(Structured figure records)

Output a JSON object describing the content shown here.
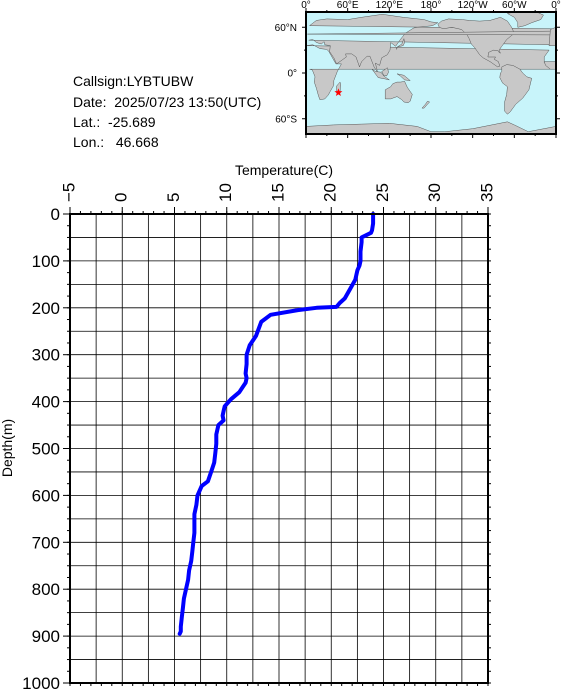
{
  "info": {
    "callsign_label": "Callsign:",
    "callsign": "LYBTUBW",
    "date_label": "Date:",
    "date": "2025/07/23 13:50(UTC)",
    "lat_label": "Lat.:",
    "lat": "-25.689",
    "lon_label": "Lon.:",
    "lon": "46.668"
  },
  "map": {
    "lon_labels": [
      "0°",
      "60°E",
      "120°E",
      "180°",
      "120°W",
      "60°W",
      "0°"
    ],
    "lat_labels": [
      "60°N",
      "0°",
      "60°S"
    ],
    "ocean_color": "#c8f4fa",
    "land_color": "#c8c8c8",
    "marker_color": "#ff0000",
    "marker_symbol": "star",
    "marker": {
      "lon": 46.668,
      "lat": -25.689
    }
  },
  "chart_data": {
    "type": "line",
    "xlabel": "Temperature(C)",
    "ylabel": "Depth(m)",
    "xlim": [
      -5,
      35
    ],
    "ylim": [
      0,
      1000
    ],
    "y_inverted": true,
    "x_axis_position": "top",
    "x_ticks": [
      "-5",
      "0",
      "5",
      "10",
      "15",
      "20",
      "25",
      "30",
      "35"
    ],
    "y_ticks": [
      "0",
      "100",
      "200",
      "300",
      "400",
      "500",
      "600",
      "700",
      "800",
      "900",
      "1000"
    ],
    "grid": true,
    "series": [
      {
        "color": "#0000ff",
        "temperature": [
          24.0,
          24.0,
          23.9,
          23.8,
          22.9,
          22.9,
          22.8,
          22.8,
          22.7,
          22.5,
          22.3,
          21.8,
          21.3,
          20.8,
          20.5,
          18.6,
          16.8,
          14.2,
          13.3,
          12.8,
          12.2,
          11.9,
          11.9,
          11.8,
          11.9,
          11.8,
          11.5,
          11.2,
          10.4,
          9.8,
          9.7,
          9.6,
          9.7,
          9.2,
          9.0,
          9.0,
          8.9,
          8.8,
          8.5,
          8.2,
          7.6,
          7.2,
          7.1,
          6.9,
          6.9,
          6.9,
          6.8,
          6.7,
          6.6,
          6.4,
          6.3,
          6.1,
          5.9,
          5.8,
          5.7,
          5.6,
          5.6,
          5.5
        ],
        "depth": [
          0,
          20,
          35,
          40,
          50,
          60,
          80,
          100,
          110,
          120,
          140,
          160,
          180,
          190,
          198,
          200,
          205,
          215,
          230,
          260,
          280,
          300,
          320,
          340,
          350,
          360,
          370,
          380,
          395,
          410,
          420,
          430,
          440,
          450,
          470,
          490,
          510,
          530,
          550,
          570,
          580,
          600,
          620,
          640,
          660,
          680,
          700,
          720,
          740,
          760,
          780,
          800,
          820,
          840,
          860,
          880,
          890,
          895
        ]
      }
    ]
  }
}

- **Written problem**
Copy out all the entries exactly. Images stay out of the copy.

- **Reply to the task**
Output a JSON object describing the content shown here.
{
  "info": {
    "callsign_label": "Callsign:",
    "callsign": "LYBTUBW",
    "date_label": "Date:",
    "date": "2025/07/23 13:50(UTC)",
    "lat_label": "Lat.:",
    "lat": "-25.689",
    "lon_label": "Lon.:",
    "lon": "46.668"
  },
  "map": {
    "lon_labels": [
      "0°",
      "60°E",
      "120°E",
      "180°",
      "120°W",
      "60°W",
      "0°"
    ],
    "lat_labels": [
      "60°N",
      "0°",
      "60°S"
    ],
    "ocean_color": "#c8f4fa",
    "land_color": "#c8c8c8",
    "marker_color": "#ff0000",
    "marker_symbol": "star",
    "marker": {
      "lon": 46.668,
      "lat": -25.689
    }
  },
  "chart_data": {
    "type": "line",
    "xlabel": "Temperature(C)",
    "ylabel": "Depth(m)",
    "xlim": [
      -5,
      35
    ],
    "ylim": [
      0,
      1000
    ],
    "y_inverted": true,
    "x_axis_position": "top",
    "x_ticks": [
      "-5",
      "0",
      "5",
      "10",
      "15",
      "20",
      "25",
      "30",
      "35"
    ],
    "y_ticks": [
      "0",
      "100",
      "200",
      "300",
      "400",
      "500",
      "600",
      "700",
      "800",
      "900",
      "1000"
    ],
    "grid": true,
    "series": [
      {
        "color": "#0000ff",
        "temperature": [
          24.0,
          24.0,
          23.9,
          23.8,
          22.9,
          22.9,
          22.8,
          22.8,
          22.7,
          22.5,
          22.3,
          21.8,
          21.3,
          20.8,
          20.5,
          18.6,
          16.8,
          14.2,
          13.3,
          12.8,
          12.2,
          11.9,
          11.9,
          11.8,
          11.9,
          11.8,
          11.5,
          11.2,
          10.4,
          9.8,
          9.7,
          9.6,
          9.7,
          9.2,
          9.0,
          9.0,
          8.9,
          8.8,
          8.5,
          8.2,
          7.6,
          7.2,
          7.1,
          6.9,
          6.9,
          6.9,
          6.8,
          6.7,
          6.6,
          6.4,
          6.3,
          6.1,
          5.9,
          5.8,
          5.7,
          5.6,
          5.6,
          5.5
        ],
        "depth": [
          0,
          20,
          35,
          40,
          50,
          60,
          80,
          100,
          110,
          120,
          140,
          160,
          180,
          190,
          198,
          200,
          205,
          215,
          230,
          260,
          280,
          300,
          320,
          340,
          350,
          360,
          370,
          380,
          395,
          410,
          420,
          430,
          440,
          450,
          470,
          490,
          510,
          530,
          550,
          570,
          580,
          600,
          620,
          640,
          660,
          680,
          700,
          720,
          740,
          760,
          780,
          800,
          820,
          840,
          860,
          880,
          890,
          895
        ]
      }
    ]
  }
}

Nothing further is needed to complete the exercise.